▶ [Tarea requerida 1]:
En el texto sobre Ángel, ¿por qué dudó quien escribe si debía redactar esta nota? Explícalo en una a tres oraciones.
▶ [Tarea requerida 2]:
Copia del texto sobre Ángel todo lo que va desde "Pasó que Ángel" hasta "la simpatía inútil.".
▶ [Tarea requerida 3]:
Escribe lo que sigue del texto sobre Ángel a partir de su última oración.

▶ [Texto para leer]:
►

Ángel no necesita que lo defiendan, entre otras cosas porque ya está viejo y además tiene el suficiente equipaje para aventurarse en debates de esta calaña. Pero siento un desprecio bilioso por la gavilla de mojigatos que se cree ungida con el sudor de las tetas de la Virgen María. Aunque antes me regodeara al calor de las masas y creyera en la santa voluntad de la turba. Mea culpa. Dudé si debía escribir esta nota, no solo por falta de obligaciones y exceso de tiempo, sino también, y, sobre todo, porque cuando se levantó el polvero en Equis fue tanta la gastritis emocional que me prometí esperar unos días; si después de la acidez aún quiero escribirla, me dije, pues la escribo. Lo olvidé. Qué va, una vecina de opinión en este diario publicó hace poco una columna sobre el tema y se me volvió a revolcar el estómago.

Pasó que Ángel publicó un artículo el nueve de febrero en la sección de cultura de El Colombiano, La consagración del escritor Arnoldo Palacios, lo tituló. Al tiro las pirañas de la cuenca envenenada se relamieron en improperios: racista, blancocentrista, ultraderechista, facho, uribista y otros igual de refinados. Me sorprendió la agudeza en la elaboración de esos juicios de altísimo valor, insultos todos imprescindibles en el sermón de los montoneros. Algunos críticos como Pedro Adrián Zuluaga y Mario Jursich metieron la cucharada en la algarabía para tratar de confundir con su clarividencia, pero terminaron resbalando en esa baba que les cae a chorros a los que intentan quedar bien con unos y otros. Intentan o tienen que, sea por la papa o la simpatía inútil.

◄

▶ [Datos extraídos]:
►

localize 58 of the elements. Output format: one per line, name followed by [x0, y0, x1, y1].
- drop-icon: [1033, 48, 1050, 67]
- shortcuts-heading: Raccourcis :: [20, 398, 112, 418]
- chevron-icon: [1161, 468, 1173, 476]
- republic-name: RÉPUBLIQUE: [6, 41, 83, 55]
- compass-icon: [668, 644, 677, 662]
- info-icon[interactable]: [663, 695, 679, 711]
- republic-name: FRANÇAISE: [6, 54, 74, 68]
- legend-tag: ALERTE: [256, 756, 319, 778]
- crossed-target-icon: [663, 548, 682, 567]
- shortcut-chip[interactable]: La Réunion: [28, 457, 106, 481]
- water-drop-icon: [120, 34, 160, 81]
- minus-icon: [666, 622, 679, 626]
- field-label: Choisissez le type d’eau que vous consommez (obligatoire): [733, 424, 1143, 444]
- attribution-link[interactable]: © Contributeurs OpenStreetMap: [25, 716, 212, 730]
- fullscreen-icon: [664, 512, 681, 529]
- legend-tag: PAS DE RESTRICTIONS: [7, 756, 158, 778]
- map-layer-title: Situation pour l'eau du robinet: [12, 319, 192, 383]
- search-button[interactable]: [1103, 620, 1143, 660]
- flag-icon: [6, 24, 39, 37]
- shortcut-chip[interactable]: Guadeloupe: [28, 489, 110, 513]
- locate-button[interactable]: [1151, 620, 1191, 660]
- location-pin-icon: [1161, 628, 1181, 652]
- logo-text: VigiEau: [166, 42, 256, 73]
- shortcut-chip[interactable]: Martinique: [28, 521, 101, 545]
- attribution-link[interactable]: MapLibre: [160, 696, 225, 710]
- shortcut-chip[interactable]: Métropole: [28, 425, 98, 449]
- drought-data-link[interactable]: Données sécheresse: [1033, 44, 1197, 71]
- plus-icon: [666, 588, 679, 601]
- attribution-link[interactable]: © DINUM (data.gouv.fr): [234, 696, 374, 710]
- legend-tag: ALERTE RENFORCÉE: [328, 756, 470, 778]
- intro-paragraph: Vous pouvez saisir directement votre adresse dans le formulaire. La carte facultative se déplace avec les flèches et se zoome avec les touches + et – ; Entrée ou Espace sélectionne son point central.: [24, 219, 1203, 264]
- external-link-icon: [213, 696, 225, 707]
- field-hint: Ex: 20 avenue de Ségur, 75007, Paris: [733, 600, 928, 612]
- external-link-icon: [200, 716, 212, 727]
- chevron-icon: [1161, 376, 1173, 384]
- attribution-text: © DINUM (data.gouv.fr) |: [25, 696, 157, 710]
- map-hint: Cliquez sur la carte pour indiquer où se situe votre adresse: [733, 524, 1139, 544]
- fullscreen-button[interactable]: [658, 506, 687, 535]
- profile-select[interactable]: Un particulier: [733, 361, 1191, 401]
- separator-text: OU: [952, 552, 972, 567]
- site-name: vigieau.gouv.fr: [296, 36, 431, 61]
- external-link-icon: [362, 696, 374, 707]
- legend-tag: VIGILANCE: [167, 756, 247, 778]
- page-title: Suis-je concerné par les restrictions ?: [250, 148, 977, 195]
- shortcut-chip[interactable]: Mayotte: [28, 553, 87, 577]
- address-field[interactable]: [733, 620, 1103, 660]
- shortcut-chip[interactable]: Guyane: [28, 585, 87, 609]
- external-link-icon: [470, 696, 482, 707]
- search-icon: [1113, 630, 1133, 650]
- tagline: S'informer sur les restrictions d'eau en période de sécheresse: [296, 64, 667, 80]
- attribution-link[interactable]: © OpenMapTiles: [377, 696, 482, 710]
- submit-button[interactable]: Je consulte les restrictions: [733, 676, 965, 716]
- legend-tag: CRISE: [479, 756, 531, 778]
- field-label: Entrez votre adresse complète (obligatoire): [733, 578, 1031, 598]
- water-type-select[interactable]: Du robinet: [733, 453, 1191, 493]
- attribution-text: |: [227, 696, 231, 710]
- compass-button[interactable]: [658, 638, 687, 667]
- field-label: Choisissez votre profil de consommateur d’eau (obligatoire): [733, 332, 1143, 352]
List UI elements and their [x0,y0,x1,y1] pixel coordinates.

◄
►

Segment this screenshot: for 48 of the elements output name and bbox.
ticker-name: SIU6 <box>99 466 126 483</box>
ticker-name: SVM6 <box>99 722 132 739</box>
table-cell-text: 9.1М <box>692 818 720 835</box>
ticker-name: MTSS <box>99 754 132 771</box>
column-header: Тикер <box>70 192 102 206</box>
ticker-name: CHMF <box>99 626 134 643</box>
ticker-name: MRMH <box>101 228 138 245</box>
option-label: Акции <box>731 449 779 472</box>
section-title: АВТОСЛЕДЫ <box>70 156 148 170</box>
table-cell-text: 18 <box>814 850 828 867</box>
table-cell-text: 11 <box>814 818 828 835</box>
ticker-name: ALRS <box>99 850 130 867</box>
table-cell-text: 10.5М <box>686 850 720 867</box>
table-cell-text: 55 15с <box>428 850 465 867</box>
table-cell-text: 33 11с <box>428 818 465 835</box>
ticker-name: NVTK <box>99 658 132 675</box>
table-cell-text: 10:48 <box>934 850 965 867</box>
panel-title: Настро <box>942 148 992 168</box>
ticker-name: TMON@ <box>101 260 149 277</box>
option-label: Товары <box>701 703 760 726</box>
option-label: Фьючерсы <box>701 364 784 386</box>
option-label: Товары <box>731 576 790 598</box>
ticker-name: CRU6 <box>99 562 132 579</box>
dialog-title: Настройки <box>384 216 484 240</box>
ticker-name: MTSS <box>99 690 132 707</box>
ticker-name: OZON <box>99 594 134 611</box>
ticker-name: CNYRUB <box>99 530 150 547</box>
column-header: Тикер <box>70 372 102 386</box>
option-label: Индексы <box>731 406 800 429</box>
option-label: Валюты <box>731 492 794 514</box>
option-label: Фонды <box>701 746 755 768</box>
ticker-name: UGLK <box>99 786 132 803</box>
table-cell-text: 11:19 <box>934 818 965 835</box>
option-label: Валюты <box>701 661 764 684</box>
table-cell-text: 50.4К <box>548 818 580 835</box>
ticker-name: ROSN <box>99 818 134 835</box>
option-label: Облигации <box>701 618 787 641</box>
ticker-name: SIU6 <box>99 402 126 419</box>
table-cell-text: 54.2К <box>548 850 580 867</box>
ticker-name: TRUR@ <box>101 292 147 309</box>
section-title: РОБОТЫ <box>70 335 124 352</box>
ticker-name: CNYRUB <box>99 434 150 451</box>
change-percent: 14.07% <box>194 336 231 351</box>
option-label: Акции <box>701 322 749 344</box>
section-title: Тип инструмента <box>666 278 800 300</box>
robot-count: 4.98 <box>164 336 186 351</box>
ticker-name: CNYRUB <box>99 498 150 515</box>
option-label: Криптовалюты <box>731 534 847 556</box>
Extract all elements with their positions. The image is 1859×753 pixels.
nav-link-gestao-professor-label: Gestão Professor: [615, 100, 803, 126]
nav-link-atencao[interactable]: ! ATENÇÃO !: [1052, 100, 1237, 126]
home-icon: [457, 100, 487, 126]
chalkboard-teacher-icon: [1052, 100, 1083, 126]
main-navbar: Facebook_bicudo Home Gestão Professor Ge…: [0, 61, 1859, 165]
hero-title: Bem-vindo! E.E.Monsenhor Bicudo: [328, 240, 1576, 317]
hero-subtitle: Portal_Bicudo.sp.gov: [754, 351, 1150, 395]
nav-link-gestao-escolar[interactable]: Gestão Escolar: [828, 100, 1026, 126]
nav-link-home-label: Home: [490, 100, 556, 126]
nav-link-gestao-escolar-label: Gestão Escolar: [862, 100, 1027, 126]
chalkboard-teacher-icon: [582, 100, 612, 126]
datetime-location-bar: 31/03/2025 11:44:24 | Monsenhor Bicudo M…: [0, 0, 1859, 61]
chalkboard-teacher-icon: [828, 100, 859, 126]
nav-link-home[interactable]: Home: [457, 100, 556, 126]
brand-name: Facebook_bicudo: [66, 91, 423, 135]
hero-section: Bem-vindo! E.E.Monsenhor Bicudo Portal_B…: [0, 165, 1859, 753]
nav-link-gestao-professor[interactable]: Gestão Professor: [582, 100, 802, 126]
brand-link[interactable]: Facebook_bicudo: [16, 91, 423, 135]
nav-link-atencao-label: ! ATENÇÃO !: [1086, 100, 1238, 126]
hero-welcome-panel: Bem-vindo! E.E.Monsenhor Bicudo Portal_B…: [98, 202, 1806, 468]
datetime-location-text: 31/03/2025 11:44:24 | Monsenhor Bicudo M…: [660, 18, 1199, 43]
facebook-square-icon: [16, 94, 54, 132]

◄
►

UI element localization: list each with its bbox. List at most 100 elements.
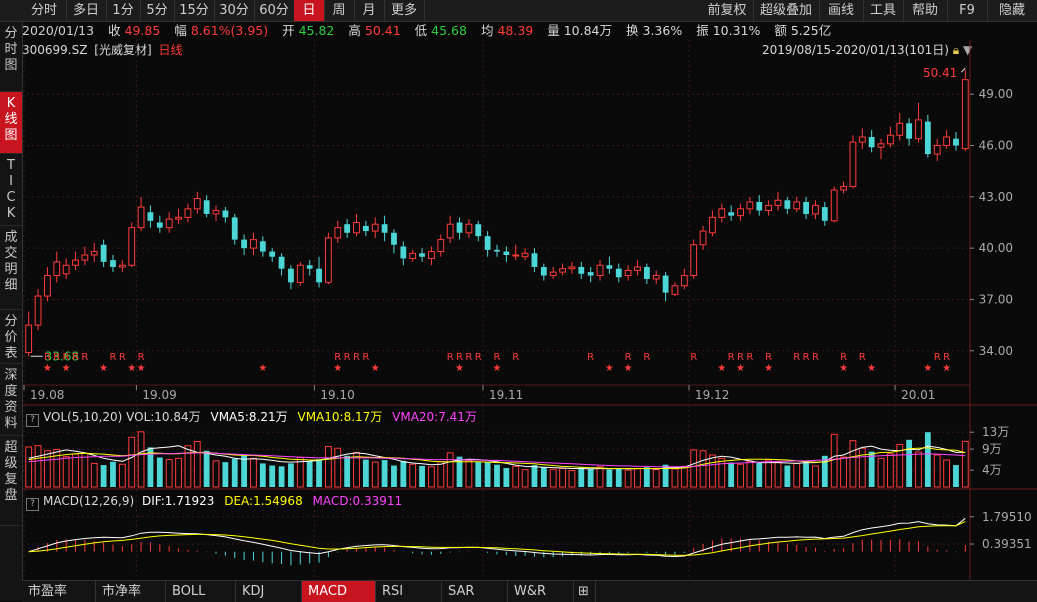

◄

▶ [Respuesta 1]:
Dudó no solo por falta de obligaciones y exceso de tiempo, sino sobre todo porque, cuando se levantó el polvero en Equis, sintió tanta gastritis emocional que se prometió esperar unos días. Decidió que solo la escribiría si después de la acidez aún quería hacerlo.

▶ [Respuesta 2]:
Pasó que Ángel publicó un artículo el nueve de febrero en la sección de cultura de El Colombiano, La consagración del escritor Arnoldo Palacios, lo tituló. Al tiro las pirañas de la cuenca envenenada se relamieron en improperios: racista, blancocentrista, ultraderechista, facho, uribista y otros igual de refinados. Me sorprendió la agudeza en la elaboración de esos juicios de altísimo valor, insultos todos imprescindibles en el sermón de los montoneros. Algunos críticos como Pedro Adrián Zuluaga y Mario Jursich metieron la cucharada en la algarabía para tratar de confundir con su clarividencia, pero terminaron resbalando en esa baba que les cae a chorros a los que intentan quedar bien con unos y otros. Intentan o tienen que, sea por la papa o la simpatía inútil.

▶ [Respuesta 3]:
Como todo en la inmediatez de las redes sociales, el berrinche duró un par de días. Colombia volvió a ser el paraíso de cucaña que el artículo de un periodista se atrevió a perturbar y la gendarmería de la corrección política, mazo en mano, continúo con su patriótica labor.

Ya sabía del artículo de Ángel, me había parecido honesto y puntual, pero cuando vi ese memorial de agravios en Equis regresé al texto, pensé que de pronto mi lectura estaba contaminada de mis acostumbrados caprichos, como suele estar; entonces lo releí un par de veces, incluso con algunas horas de diferencia para reposar la entendedera, y no, no encontré el tufillo apátrida para justificar esos infundios airados de los tirriosos. Ángel ubica al lector en el contexto: el Ministerio de Cultura ha dedicado el 2024 al estudio y difusión de La vorágine y de la obra completa de Arnoldo Palacios, a propósito del centenario de la publicación de la novela de Rivera y del natalicio del autor chocoano. Luego admite que hay razones para hacerlo, pero que el propósito es “exaltar libros que interpretan la filosofía del actual gobierno nacional”. Y centrándose en Palacios, hace una pregunta necesaria: por qué ha tenido menos relevancia que otros en el canon de la literatura colombiana. Ángel pone sobre la mesa la cuestión y ofrece unas conjeturas.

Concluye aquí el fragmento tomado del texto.